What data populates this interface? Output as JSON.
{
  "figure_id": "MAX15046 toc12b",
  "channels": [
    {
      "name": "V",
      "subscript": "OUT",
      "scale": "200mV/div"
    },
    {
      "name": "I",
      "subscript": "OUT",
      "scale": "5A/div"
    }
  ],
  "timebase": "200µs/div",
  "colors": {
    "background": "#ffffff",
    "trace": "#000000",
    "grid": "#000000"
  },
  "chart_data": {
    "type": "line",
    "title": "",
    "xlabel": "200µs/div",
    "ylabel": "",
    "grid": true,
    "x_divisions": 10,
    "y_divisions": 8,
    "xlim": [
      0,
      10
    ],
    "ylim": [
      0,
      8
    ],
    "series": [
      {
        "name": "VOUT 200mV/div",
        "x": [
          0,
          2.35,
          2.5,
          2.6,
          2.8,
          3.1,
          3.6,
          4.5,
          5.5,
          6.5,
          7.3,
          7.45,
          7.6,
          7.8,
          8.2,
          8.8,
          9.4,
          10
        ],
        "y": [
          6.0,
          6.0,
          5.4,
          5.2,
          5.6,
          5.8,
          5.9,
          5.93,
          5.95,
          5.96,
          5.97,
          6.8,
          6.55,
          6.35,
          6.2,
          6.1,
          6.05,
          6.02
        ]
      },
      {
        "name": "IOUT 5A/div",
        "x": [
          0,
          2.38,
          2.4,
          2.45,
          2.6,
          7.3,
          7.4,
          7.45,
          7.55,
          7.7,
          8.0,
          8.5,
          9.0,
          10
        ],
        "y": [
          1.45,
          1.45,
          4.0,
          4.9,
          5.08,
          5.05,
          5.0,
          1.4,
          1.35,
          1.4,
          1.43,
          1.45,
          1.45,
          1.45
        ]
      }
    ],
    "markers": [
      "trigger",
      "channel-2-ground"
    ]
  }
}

+===+

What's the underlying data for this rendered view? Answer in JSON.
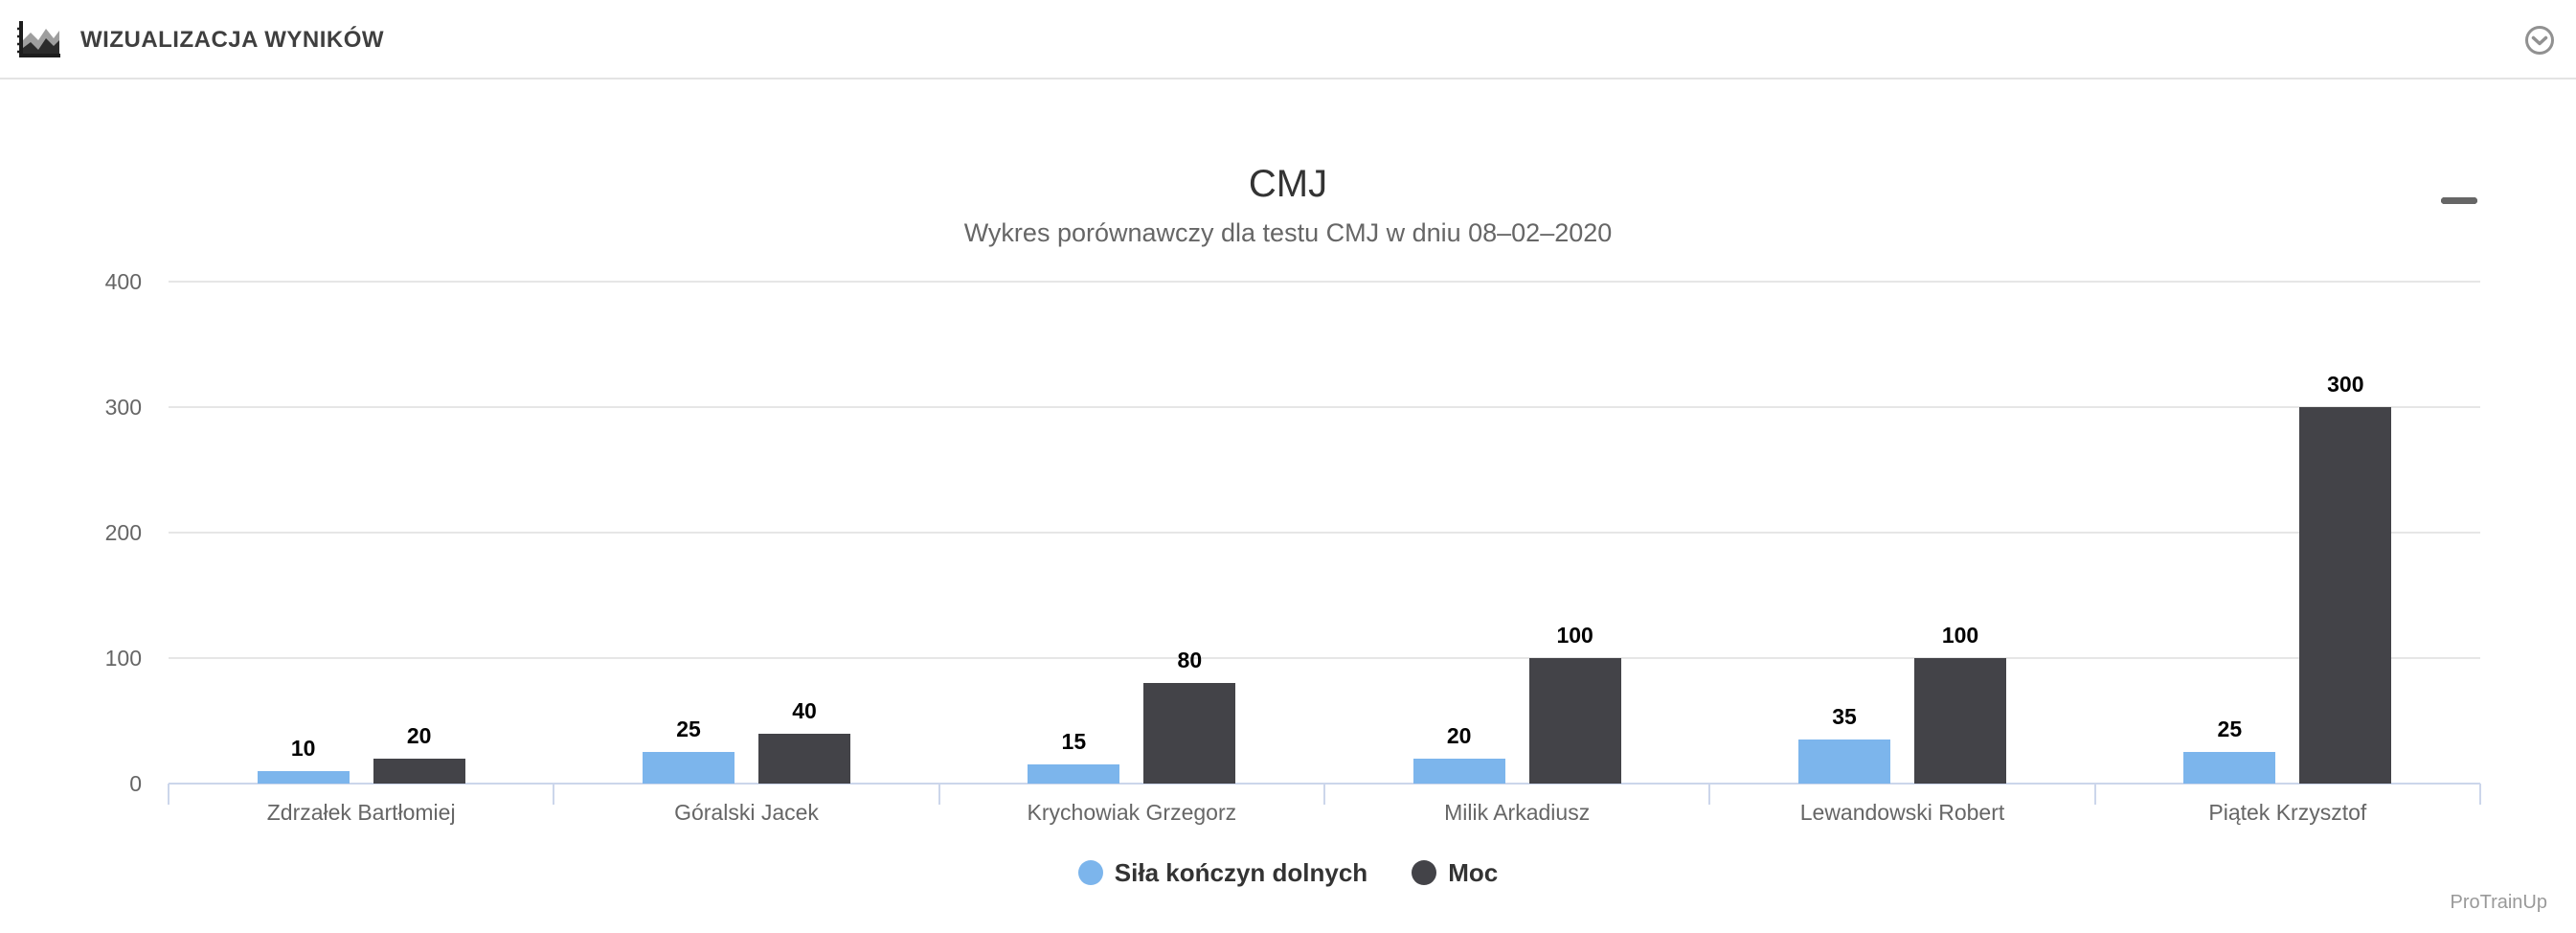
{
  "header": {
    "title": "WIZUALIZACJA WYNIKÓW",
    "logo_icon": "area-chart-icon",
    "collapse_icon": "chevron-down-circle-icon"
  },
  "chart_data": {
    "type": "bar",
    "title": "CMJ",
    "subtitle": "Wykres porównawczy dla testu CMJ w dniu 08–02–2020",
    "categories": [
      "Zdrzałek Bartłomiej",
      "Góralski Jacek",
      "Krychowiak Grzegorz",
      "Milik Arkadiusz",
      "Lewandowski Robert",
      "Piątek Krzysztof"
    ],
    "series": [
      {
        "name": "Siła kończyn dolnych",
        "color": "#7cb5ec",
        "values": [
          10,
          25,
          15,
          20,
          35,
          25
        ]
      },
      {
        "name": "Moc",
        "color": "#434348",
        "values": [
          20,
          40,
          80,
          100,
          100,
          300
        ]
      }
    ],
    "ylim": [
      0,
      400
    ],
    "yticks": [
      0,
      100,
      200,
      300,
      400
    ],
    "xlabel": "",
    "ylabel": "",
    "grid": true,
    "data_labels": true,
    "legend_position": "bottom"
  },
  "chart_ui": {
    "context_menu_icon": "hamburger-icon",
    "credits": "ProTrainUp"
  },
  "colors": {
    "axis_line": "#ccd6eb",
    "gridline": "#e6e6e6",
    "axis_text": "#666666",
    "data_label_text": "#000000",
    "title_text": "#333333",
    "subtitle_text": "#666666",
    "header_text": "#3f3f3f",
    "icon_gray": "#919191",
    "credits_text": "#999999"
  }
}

+===+

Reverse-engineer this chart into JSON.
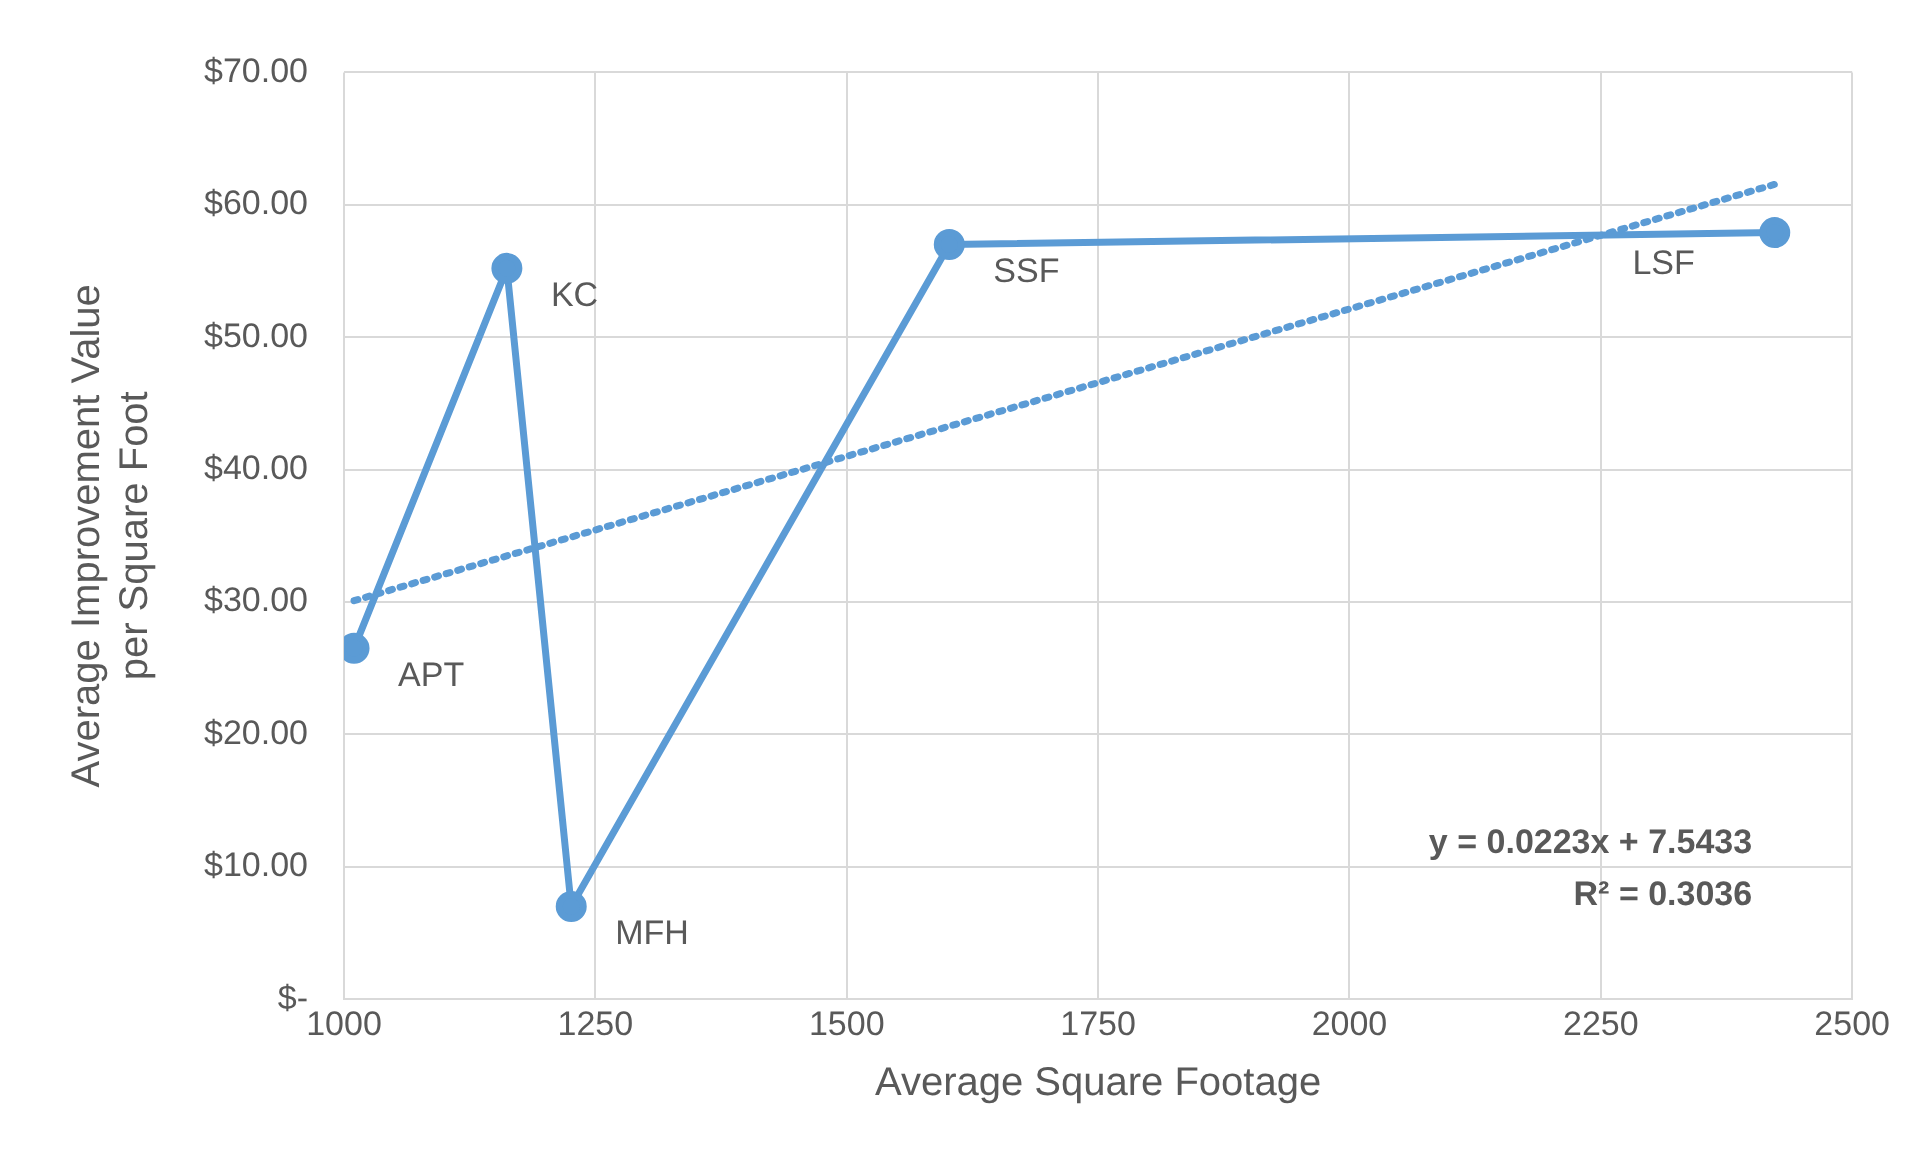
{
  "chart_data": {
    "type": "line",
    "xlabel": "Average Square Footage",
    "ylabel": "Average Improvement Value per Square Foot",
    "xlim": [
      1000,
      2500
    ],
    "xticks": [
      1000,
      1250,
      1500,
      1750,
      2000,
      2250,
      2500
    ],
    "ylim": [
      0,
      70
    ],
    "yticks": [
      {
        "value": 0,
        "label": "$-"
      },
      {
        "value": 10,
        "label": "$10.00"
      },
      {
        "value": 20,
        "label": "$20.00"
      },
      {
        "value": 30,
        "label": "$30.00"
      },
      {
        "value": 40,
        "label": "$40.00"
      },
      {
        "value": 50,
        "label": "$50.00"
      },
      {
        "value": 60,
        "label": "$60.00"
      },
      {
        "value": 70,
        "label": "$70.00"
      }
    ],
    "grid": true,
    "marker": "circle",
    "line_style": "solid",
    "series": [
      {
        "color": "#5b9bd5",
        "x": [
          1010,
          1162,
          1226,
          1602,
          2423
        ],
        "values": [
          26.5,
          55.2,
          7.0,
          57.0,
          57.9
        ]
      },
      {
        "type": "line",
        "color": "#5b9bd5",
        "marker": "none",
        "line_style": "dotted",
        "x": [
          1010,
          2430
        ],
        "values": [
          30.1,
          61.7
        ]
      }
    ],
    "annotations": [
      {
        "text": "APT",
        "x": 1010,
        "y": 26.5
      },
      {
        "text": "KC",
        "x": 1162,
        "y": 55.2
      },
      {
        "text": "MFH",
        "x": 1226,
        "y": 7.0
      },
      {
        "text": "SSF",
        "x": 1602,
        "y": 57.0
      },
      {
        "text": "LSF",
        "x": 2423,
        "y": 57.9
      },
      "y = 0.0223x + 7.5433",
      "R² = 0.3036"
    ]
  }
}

+===+

WHAT THIS TASK INVOLVES: Each line that contains the word "JSON" counts toward the total; give only that total.

SOLUTION TO THE EXERCISE: 3